> [Directions]
Extract the whole listing as it stands. Do not include the pictures.

> [Task input]
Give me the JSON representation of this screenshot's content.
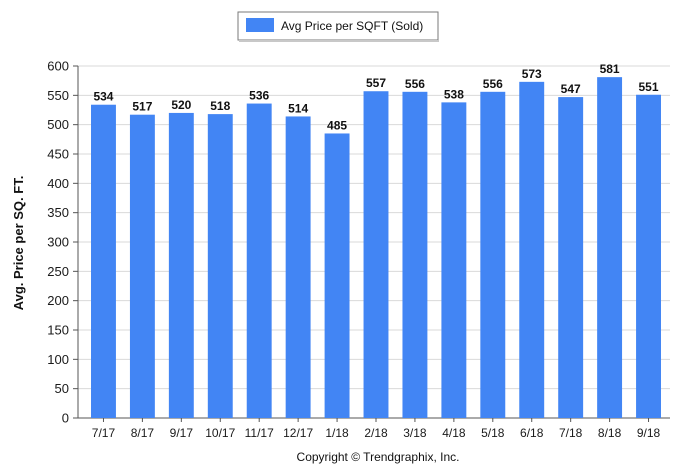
{
  "chart_data": {
    "type": "bar",
    "categories": [
      "7/17",
      "8/17",
      "9/17",
      "10/17",
      "11/17",
      "12/17",
      "1/18",
      "2/18",
      "3/18",
      "4/18",
      "5/18",
      "6/18",
      "7/18",
      "8/18",
      "9/18"
    ],
    "series": [
      {
        "name": "Avg Price per SQFT (Sold)",
        "values": [
          534,
          517,
          520,
          518,
          536,
          514,
          485,
          557,
          556,
          538,
          556,
          573,
          547,
          581,
          551
        ],
        "color": "#4285f4"
      }
    ],
    "ylabel": "Avg. Price per SQ. FT.",
    "xlabel": "",
    "ylim": [
      0,
      600
    ],
    "yticks": [
      0,
      50,
      100,
      150,
      200,
      250,
      300,
      350,
      400,
      450,
      500,
      550,
      600
    ],
    "grid": true,
    "legend_position": "top-center",
    "data_labels": true
  },
  "footer": {
    "copyright": "Copyright © Trendgraphix, Inc."
  }
}
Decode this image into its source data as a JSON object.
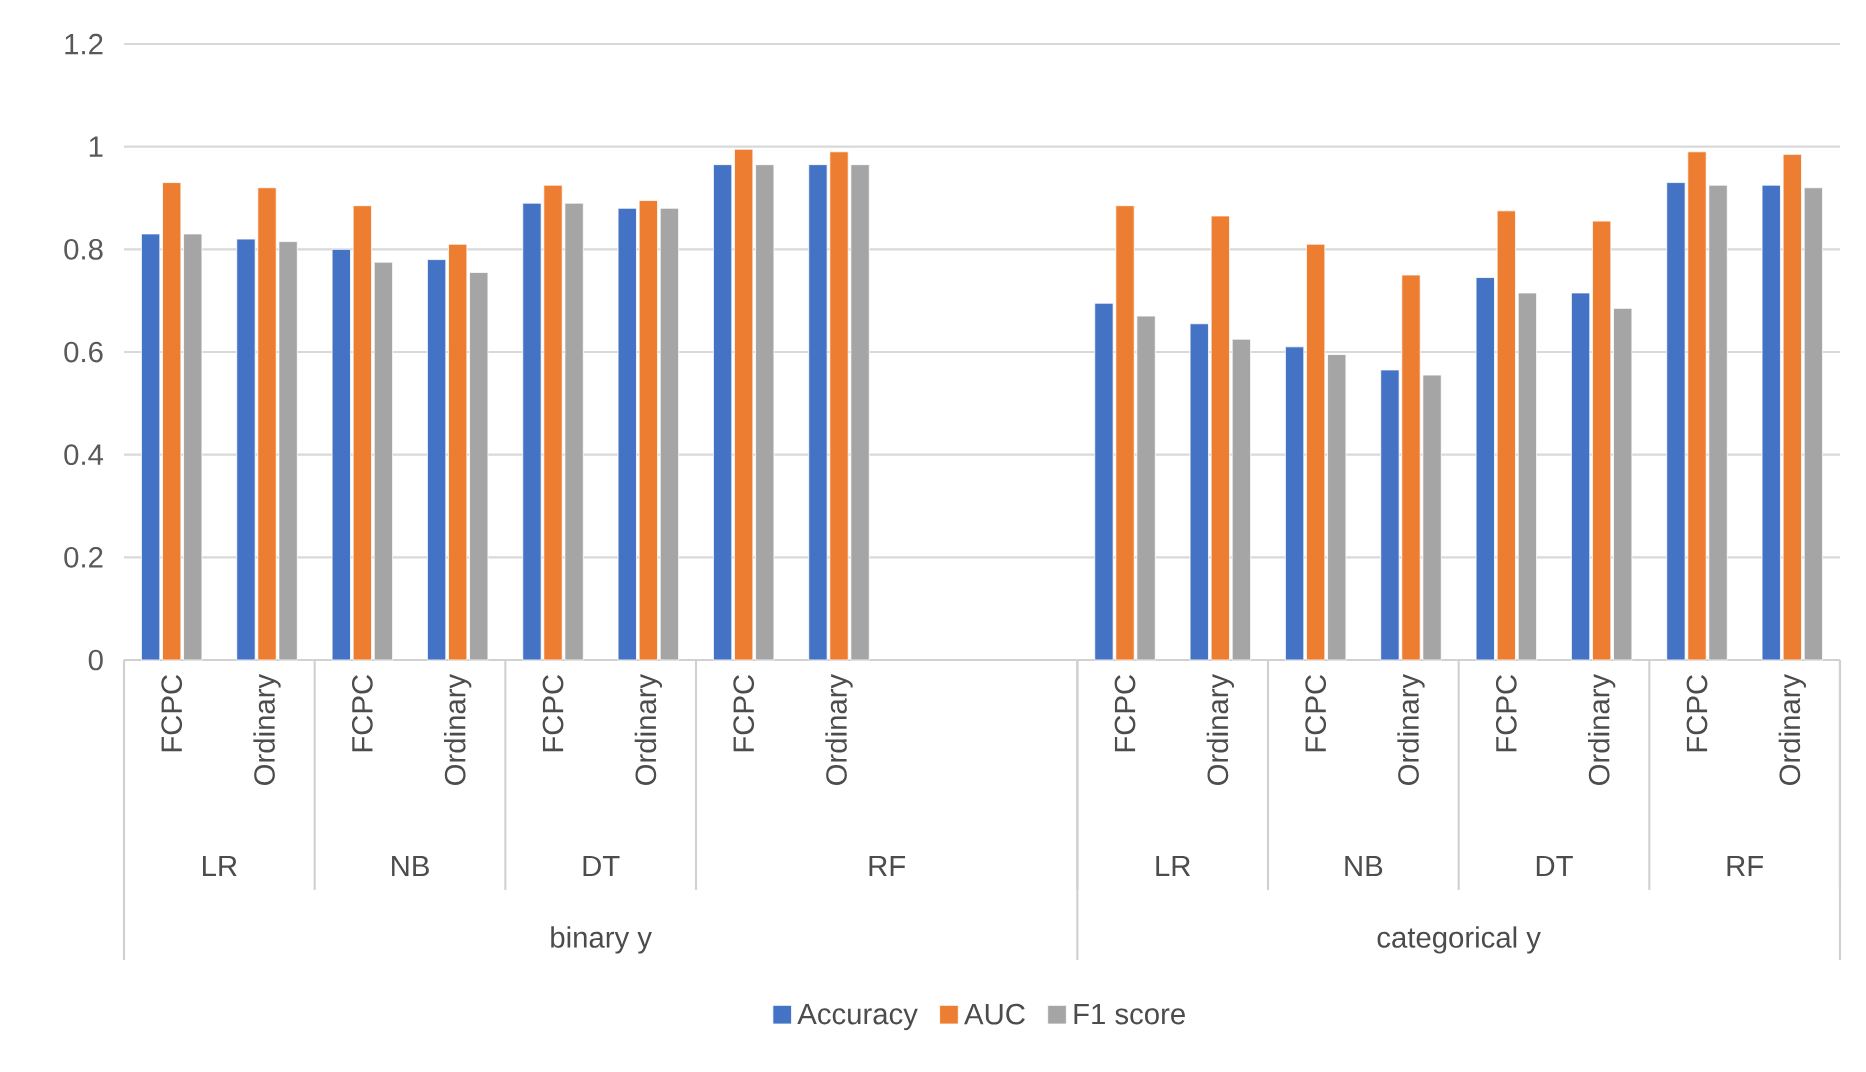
{
  "chart_data": {
    "type": "bar",
    "categories": [
      "FCPC",
      "Ordinary",
      "FCPC",
      "Ordinary",
      "FCPC",
      "Ordinary",
      "FCPC",
      "Ordinary",
      null,
      null,
      "FCPC",
      "Ordinary",
      "FCPC",
      "Ordinary",
      "FCPC",
      "Ordinary",
      "FCPC",
      "Ordinary"
    ],
    "series": [
      {
        "name": "Accuracy",
        "color": "#4472c4",
        "values": [
          0.83,
          0.82,
          0.8,
          0.78,
          0.89,
          0.88,
          0.965,
          0.965,
          null,
          null,
          0.695,
          0.655,
          0.61,
          0.565,
          0.745,
          0.715,
          0.93,
          0.925
        ]
      },
      {
        "name": "AUC",
        "color": "#ed7d31",
        "values": [
          0.93,
          0.92,
          0.885,
          0.81,
          0.925,
          0.895,
          0.995,
          0.99,
          null,
          null,
          0.885,
          0.865,
          0.81,
          0.75,
          0.875,
          0.855,
          0.99,
          0.985
        ]
      },
      {
        "name": "F1 score",
        "color": "#a5a5a5",
        "values": [
          0.83,
          0.815,
          0.775,
          0.755,
          0.89,
          0.88,
          0.965,
          0.965,
          null,
          null,
          0.67,
          0.625,
          0.595,
          0.555,
          0.715,
          0.685,
          0.925,
          0.92
        ]
      }
    ],
    "annotations": [
      "LR",
      "NB",
      "DT",
      "RF",
      "LR",
      "NB",
      "DT",
      "RF",
      "binary y",
      "categorical y"
    ],
    "ylim": [
      0,
      1.2
    ],
    "yticks": [
      0,
      0.2,
      0.4,
      0.6,
      0.8,
      1,
      1.2
    ],
    "grid": "y",
    "legend": "bottom"
  }
}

> [Reply]
Give me the JSON representation of this screenshot's content.
{
  "chart_data": {
    "type": "bar",
    "categories": [
      "7/17",
      "8/17",
      "9/17",
      "10/17",
      "11/17",
      "12/17",
      "1/18",
      "2/18",
      "3/18",
      "4/18",
      "5/18",
      "6/18",
      "7/18",
      "8/18",
      "9/18"
    ],
    "series": [
      {
        "name": "Avg Price per SQFT (Sold)",
        "values": [
          534,
          517,
          520,
          518,
          536,
          514,
          485,
          557,
          556,
          538,
          556,
          573,
          547,
          581,
          551
        ],
        "color": "#4285f4"
      }
    ],
    "ylabel": "Avg. Price per SQ. FT.",
    "xlabel": "",
    "ylim": [
      0,
      600
    ],
    "yticks": [
      0,
      50,
      100,
      150,
      200,
      250,
      300,
      350,
      400,
      450,
      500,
      550,
      600
    ],
    "grid": true,
    "legend_position": "top-center",
    "data_labels": true
  },
  "footer": {
    "copyright": "Copyright © Trendgraphix, Inc."
  }
}
Decode this image into its source data as a JSON object.
{
  "chart_data": {
    "type": "bar",
    "categories": [
      "FCPC",
      "Ordinary",
      "FCPC",
      "Ordinary",
      "FCPC",
      "Ordinary",
      "FCPC",
      "Ordinary",
      null,
      null,
      "FCPC",
      "Ordinary",
      "FCPC",
      "Ordinary",
      "FCPC",
      "Ordinary",
      "FCPC",
      "Ordinary"
    ],
    "series": [
      {
        "name": "Accuracy",
        "color": "#4472c4",
        "values": [
          0.83,
          0.82,
          0.8,
          0.78,
          0.89,
          0.88,
          0.965,
          0.965,
          null,
          null,
          0.695,
          0.655,
          0.61,
          0.565,
          0.745,
          0.715,
          0.93,
          0.925
        ]
      },
      {
        "name": "AUC",
        "color": "#ed7d31",
        "values": [
          0.93,
          0.92,
          0.885,
          0.81,
          0.925,
          0.895,
          0.995,
          0.99,
          null,
          null,
          0.885,
          0.865,
          0.81,
          0.75,
          0.875,
          0.855,
          0.99,
          0.985
        ]
      },
      {
        "name": "F1 score",
        "color": "#a5a5a5",
        "values": [
          0.83,
          0.815,
          0.775,
          0.755,
          0.89,
          0.88,
          0.965,
          0.965,
          null,
          null,
          0.67,
          0.625,
          0.595,
          0.555,
          0.715,
          0.685,
          0.925,
          0.92
        ]
      }
    ],
    "annotations": [
      "LR",
      "NB",
      "DT",
      "RF",
      "LR",
      "NB",
      "DT",
      "RF",
      "binary y",
      "categorical y"
    ],
    "ylim": [
      0,
      1.2
    ],
    "yticks": [
      0,
      0.2,
      0.4,
      0.6,
      0.8,
      1,
      1.2
    ],
    "grid": "y",
    "legend": "bottom"
  }
}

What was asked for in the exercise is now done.